== Exercise goal ==
Copy out every one of the entries below word for word, keeping each line as it appears.

== Material supplied ==
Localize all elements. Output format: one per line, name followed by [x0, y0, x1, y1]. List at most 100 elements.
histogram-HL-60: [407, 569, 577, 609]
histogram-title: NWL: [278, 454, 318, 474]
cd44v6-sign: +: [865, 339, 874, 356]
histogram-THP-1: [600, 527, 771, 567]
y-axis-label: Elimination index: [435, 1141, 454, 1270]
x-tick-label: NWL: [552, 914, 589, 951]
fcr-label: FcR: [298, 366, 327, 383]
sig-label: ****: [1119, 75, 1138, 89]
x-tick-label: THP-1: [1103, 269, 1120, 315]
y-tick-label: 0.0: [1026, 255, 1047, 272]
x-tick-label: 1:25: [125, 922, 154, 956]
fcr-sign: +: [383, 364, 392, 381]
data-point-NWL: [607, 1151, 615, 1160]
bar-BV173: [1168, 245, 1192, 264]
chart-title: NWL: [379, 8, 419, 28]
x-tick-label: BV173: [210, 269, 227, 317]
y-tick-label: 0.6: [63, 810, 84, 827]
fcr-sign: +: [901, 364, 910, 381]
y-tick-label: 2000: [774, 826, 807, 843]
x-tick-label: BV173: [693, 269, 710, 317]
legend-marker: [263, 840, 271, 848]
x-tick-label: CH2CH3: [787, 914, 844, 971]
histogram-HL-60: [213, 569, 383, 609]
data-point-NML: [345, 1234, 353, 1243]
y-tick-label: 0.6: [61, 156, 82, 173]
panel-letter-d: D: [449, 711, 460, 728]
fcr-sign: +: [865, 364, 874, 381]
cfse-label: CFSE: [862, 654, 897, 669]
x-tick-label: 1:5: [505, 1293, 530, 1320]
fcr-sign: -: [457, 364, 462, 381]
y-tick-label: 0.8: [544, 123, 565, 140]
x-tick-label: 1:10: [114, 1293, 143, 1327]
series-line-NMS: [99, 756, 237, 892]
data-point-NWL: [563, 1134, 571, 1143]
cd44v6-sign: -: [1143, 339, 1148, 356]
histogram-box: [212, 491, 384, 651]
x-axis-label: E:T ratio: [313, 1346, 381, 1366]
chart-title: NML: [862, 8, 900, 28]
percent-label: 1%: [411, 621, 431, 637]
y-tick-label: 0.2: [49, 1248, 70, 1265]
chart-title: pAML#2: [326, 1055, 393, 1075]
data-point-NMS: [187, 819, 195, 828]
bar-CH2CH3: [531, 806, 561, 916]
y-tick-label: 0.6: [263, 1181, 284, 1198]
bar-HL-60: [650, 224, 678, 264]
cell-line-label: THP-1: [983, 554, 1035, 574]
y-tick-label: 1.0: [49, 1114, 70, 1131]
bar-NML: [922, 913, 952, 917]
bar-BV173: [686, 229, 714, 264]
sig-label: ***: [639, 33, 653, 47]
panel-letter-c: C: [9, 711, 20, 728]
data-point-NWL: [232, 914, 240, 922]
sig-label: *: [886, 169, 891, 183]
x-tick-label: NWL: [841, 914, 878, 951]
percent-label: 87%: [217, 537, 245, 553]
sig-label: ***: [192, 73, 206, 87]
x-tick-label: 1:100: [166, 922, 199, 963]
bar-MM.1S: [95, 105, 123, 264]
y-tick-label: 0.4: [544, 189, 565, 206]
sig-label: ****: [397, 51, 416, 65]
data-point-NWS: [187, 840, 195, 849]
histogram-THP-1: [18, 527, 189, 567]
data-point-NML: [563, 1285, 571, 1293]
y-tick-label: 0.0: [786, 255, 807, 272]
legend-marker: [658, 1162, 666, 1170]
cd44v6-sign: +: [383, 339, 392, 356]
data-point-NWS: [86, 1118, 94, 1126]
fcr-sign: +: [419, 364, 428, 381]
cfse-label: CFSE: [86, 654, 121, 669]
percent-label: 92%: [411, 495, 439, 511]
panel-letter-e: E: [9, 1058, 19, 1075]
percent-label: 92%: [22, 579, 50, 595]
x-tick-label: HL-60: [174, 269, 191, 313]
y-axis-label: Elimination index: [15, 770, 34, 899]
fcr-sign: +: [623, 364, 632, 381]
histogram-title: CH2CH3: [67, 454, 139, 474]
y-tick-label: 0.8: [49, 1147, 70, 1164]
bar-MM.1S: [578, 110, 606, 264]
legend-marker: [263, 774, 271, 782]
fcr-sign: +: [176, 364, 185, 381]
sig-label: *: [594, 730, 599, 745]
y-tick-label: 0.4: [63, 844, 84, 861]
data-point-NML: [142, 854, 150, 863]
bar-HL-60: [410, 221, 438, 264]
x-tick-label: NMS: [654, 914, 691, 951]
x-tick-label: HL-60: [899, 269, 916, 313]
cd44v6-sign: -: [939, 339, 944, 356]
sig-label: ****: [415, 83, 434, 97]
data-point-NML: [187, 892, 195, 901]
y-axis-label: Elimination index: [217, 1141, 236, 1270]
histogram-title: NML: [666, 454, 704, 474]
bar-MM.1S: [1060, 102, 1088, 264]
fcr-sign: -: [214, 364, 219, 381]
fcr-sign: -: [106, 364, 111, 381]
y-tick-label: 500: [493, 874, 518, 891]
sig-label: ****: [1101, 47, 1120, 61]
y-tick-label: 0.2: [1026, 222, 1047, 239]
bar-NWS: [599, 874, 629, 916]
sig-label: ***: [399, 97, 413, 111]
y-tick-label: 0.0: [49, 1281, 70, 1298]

== Answer to this problem ==
Localize all elements. Output format: one per line, name followed by [x0, y0, x1, y1]. List at most 100 elements.
histogram-HL-60: [407, 569, 577, 609]
histogram-title: NWL: [278, 454, 318, 474]
cd44v6-sign: +: [865, 339, 874, 356]
histogram-THP-1: [600, 527, 771, 567]
y-axis-label: Elimination index: [435, 1141, 454, 1270]
x-tick-label: NWL: [552, 914, 589, 951]
fcr-label: FcR: [298, 366, 327, 383]
sig-label: ****: [1119, 75, 1138, 89]
x-tick-label: THP-1: [1103, 269, 1120, 315]
y-tick-label: 0.0: [1026, 255, 1047, 272]
x-tick-label: 1:25: [125, 922, 154, 956]
fcr-sign: +: [383, 364, 392, 381]
data-point-NWL: [607, 1151, 615, 1160]
bar-BV173: [1168, 245, 1192, 264]
chart-title: NWL: [379, 8, 419, 28]
x-tick-label: BV173: [210, 269, 227, 317]
y-tick-label: 0.6: [63, 810, 84, 827]
fcr-sign: +: [901, 364, 910, 381]
y-tick-label: 2000: [774, 826, 807, 843]
x-tick-label: BV173: [693, 269, 710, 317]
legend-marker: [263, 840, 271, 848]
x-tick-label: CH2CH3: [787, 914, 844, 971]
histogram-HL-60: [213, 569, 383, 609]
data-point-NML: [345, 1234, 353, 1243]
y-tick-label: 0.6: [61, 156, 82, 173]
panel-letter-d: D: [449, 711, 460, 728]
fcr-sign: +: [865, 364, 874, 381]
cfse-label: CFSE: [862, 654, 897, 669]
x-tick-label: 1:5: [505, 1293, 530, 1320]
fcr-sign: -: [457, 364, 462, 381]
y-tick-label: 0.8: [544, 123, 565, 140]
x-tick-label: 1:10: [114, 1293, 143, 1327]
series-line-NMS: [99, 756, 237, 892]
data-point-NWL: [563, 1134, 571, 1143]
cd44v6-sign: -: [1143, 339, 1148, 356]
histogram-box: [212, 491, 384, 651]
x-axis-label: E:T ratio: [313, 1346, 381, 1366]
chart-title: NML: [862, 8, 900, 28]
percent-label: 1%: [411, 621, 431, 637]
y-tick-label: 0.2: [49, 1248, 70, 1265]
chart-title: pAML#2: [326, 1055, 393, 1075]
data-point-NMS: [187, 819, 195, 828]
bar-CH2CH3: [531, 806, 561, 916]
y-tick-label: 0.6: [263, 1181, 284, 1198]
bar-HL-60: [650, 224, 678, 264]
cell-line-label: THP-1: [983, 554, 1035, 574]
y-tick-label: 1.0: [49, 1114, 70, 1131]
bar-NML: [922, 913, 952, 917]
bar-BV173: [686, 229, 714, 264]
sig-label: ***: [639, 33, 653, 47]
panel-letter-c: C: [9, 711, 20, 728]
data-point-NWL: [232, 914, 240, 922]
sig-label: *: [886, 169, 891, 183]
x-tick-label: NWL: [841, 914, 878, 951]
percent-label: 87%: [217, 537, 245, 553]
sig-label: ***: [192, 73, 206, 87]
x-tick-label: 1:100: [166, 922, 199, 963]
bar-MM.1S: [95, 105, 123, 264]
y-tick-label: 0.4: [544, 189, 565, 206]
sig-label: ****: [397, 51, 416, 65]
data-point-NWS: [187, 840, 195, 849]
histogram-THP-1: [18, 527, 189, 567]
data-point-NML: [563, 1285, 571, 1293]
y-tick-label: 0.0: [786, 255, 807, 272]
legend-marker: [658, 1162, 666, 1170]
cd44v6-sign: +: [383, 339, 392, 356]
data-point-NWS: [86, 1118, 94, 1126]
fcr-sign: +: [419, 364, 428, 381]
cfse-label: CFSE: [86, 654, 121, 669]
percent-label: 92%: [411, 495, 439, 511]
panel-letter-e: E: [9, 1058, 19, 1075]
percent-label: 92%: [22, 579, 50, 595]
x-tick-label: HL-60: [174, 269, 191, 313]
y-axis-label: Elimination index: [15, 770, 34, 899]
fcr-sign: +: [623, 364, 632, 381]
histogram-title: CH2CH3: [67, 454, 139, 474]
y-tick-label: 0.8: [49, 1147, 70, 1164]
bar-MM.1S: [578, 110, 606, 264]
legend-marker: [263, 774, 271, 782]
fcr-sign: +: [176, 364, 185, 381]
sig-label: *: [594, 730, 599, 745]
y-tick-label: 0.4: [63, 844, 84, 861]
data-point-NML: [142, 854, 150, 863]
bar-HL-60: [410, 221, 438, 264]
x-tick-label: NMS: [654, 914, 691, 951]
x-tick-label: HL-60: [899, 269, 916, 313]
cd44v6-sign: -: [939, 339, 944, 356]
sig-label: ****: [415, 83, 434, 97]
data-point-NML: [187, 892, 195, 901]
y-axis-label: Elimination index: [217, 1141, 236, 1270]
histogram-title: NML: [666, 454, 704, 474]
bar-MM.1S: [1060, 102, 1088, 264]
fcr-sign: -: [214, 364, 219, 381]
fcr-sign: -: [106, 364, 111, 381]
y-tick-label: 500: [493, 874, 518, 891]
sig-label: ****: [1101, 47, 1120, 61]
y-tick-label: 0.2: [1026, 222, 1047, 239]
bar-NWS: [599, 874, 629, 916]
sig-label: ***: [399, 97, 413, 111]
y-tick-label: 0.0: [49, 1281, 70, 1298]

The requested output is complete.